→ **Stated goal**
Every line below that mentions the word "Flow" should be copied out.

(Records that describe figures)

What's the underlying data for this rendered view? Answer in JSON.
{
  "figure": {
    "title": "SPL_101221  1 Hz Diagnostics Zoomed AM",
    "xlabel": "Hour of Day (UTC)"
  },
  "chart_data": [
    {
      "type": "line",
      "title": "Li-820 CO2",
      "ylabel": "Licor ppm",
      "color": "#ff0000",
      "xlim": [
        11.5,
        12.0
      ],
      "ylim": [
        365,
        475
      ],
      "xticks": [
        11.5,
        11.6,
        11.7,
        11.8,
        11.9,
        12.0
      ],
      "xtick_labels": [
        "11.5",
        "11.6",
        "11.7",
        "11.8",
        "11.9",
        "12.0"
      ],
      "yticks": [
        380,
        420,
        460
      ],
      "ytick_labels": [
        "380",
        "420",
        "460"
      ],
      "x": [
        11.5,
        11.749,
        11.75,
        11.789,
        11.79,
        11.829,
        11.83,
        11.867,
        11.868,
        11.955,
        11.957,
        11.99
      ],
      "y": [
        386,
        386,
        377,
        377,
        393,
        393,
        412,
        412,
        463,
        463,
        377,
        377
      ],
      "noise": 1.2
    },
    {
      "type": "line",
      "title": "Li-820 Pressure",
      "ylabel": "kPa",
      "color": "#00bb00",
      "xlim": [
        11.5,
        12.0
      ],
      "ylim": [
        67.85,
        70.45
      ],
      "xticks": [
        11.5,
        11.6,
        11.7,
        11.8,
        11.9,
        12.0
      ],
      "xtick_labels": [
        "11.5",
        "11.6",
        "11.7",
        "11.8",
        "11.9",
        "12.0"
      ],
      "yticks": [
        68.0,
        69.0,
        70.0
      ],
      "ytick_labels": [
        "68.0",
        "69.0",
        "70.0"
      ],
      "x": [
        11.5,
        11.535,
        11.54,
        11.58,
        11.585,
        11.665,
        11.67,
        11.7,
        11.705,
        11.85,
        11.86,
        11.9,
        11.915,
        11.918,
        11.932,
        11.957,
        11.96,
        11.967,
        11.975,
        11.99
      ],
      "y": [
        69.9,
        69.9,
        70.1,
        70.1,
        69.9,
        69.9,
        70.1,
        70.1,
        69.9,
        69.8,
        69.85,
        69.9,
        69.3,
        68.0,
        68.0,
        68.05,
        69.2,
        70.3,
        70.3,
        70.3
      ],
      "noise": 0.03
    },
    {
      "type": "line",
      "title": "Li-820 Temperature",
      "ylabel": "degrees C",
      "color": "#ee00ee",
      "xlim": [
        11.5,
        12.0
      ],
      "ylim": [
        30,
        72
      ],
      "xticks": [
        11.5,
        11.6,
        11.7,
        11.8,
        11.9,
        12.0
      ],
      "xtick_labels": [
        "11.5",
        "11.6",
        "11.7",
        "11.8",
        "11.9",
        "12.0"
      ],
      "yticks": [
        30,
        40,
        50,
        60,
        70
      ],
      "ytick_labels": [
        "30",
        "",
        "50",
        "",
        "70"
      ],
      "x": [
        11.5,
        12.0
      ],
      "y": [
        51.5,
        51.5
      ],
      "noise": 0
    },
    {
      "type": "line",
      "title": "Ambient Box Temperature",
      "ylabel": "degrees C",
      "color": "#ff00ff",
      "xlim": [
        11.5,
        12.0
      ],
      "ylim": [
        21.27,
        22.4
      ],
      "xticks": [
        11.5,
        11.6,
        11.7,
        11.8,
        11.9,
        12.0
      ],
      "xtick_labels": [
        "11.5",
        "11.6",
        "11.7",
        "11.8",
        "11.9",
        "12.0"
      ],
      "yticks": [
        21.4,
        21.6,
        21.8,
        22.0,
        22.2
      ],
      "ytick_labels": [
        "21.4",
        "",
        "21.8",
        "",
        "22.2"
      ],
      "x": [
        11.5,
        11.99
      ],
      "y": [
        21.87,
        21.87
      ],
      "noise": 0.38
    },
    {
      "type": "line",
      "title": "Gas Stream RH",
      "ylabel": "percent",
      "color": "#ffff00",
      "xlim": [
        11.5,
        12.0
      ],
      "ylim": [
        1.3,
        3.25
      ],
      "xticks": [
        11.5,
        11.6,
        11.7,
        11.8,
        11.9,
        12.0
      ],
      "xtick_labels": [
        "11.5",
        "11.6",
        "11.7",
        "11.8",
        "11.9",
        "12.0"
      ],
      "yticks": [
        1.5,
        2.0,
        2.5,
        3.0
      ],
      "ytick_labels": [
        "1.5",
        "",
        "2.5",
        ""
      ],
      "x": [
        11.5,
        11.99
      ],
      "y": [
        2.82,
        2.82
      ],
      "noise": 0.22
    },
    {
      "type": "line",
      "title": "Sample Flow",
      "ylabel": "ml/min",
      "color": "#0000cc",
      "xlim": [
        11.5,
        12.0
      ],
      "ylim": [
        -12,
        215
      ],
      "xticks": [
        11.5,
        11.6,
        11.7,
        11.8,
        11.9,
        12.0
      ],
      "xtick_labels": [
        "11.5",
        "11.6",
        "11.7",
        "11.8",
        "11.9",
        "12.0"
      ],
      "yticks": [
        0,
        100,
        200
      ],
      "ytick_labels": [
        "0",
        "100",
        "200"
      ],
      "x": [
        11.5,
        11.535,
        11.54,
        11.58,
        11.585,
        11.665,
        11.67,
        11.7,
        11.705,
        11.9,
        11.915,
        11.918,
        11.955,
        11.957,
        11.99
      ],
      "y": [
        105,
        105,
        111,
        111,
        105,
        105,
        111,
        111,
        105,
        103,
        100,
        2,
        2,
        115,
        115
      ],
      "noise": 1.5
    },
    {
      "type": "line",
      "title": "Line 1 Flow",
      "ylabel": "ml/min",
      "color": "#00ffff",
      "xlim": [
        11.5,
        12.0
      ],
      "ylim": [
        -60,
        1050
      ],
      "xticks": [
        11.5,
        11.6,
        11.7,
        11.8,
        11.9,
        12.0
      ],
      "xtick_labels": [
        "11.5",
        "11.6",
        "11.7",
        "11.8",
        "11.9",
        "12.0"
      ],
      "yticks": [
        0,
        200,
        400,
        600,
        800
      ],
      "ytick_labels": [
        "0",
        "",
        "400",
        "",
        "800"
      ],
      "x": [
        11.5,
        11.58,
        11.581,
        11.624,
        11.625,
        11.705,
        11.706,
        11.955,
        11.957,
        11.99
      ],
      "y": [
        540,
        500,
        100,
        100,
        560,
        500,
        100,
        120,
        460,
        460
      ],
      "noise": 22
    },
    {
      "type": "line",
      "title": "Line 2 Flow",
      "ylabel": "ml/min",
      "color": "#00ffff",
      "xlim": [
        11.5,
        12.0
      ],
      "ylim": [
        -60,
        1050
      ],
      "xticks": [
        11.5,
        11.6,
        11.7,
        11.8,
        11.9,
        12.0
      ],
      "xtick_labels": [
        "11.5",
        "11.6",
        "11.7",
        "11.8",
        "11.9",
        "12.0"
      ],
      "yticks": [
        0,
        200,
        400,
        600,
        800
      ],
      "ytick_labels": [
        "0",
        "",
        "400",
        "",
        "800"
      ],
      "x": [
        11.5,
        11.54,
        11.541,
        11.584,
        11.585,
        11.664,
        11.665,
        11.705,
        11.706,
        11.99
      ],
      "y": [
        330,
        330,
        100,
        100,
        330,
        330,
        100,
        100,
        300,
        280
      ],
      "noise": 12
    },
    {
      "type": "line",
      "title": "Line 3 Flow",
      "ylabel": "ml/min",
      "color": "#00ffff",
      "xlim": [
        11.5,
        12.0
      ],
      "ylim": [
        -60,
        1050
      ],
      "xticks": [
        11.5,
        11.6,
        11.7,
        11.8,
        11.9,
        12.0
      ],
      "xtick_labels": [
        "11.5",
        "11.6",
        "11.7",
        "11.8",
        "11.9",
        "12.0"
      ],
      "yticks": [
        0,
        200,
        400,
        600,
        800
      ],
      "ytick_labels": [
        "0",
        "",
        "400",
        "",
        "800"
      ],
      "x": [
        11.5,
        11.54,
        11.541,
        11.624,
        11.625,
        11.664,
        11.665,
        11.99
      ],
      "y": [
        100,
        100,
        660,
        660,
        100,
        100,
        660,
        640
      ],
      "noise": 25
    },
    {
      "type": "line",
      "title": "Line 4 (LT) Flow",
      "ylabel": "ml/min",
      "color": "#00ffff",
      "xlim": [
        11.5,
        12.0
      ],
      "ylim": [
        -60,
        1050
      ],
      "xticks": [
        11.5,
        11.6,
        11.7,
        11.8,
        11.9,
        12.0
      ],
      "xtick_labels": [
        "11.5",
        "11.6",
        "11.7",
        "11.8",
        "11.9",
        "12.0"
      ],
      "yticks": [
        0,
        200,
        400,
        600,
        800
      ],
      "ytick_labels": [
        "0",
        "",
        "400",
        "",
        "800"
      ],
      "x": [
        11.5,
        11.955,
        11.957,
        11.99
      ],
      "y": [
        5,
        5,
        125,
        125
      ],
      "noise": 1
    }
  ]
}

→ **Finished exercise**
      "title": "Sample Flow",
      "title": "Line 1 Flow",
      "title": "Line 2 Flow",
      "title": "Line 3 Flow",
      "title": "Line 4 (LT) Flow",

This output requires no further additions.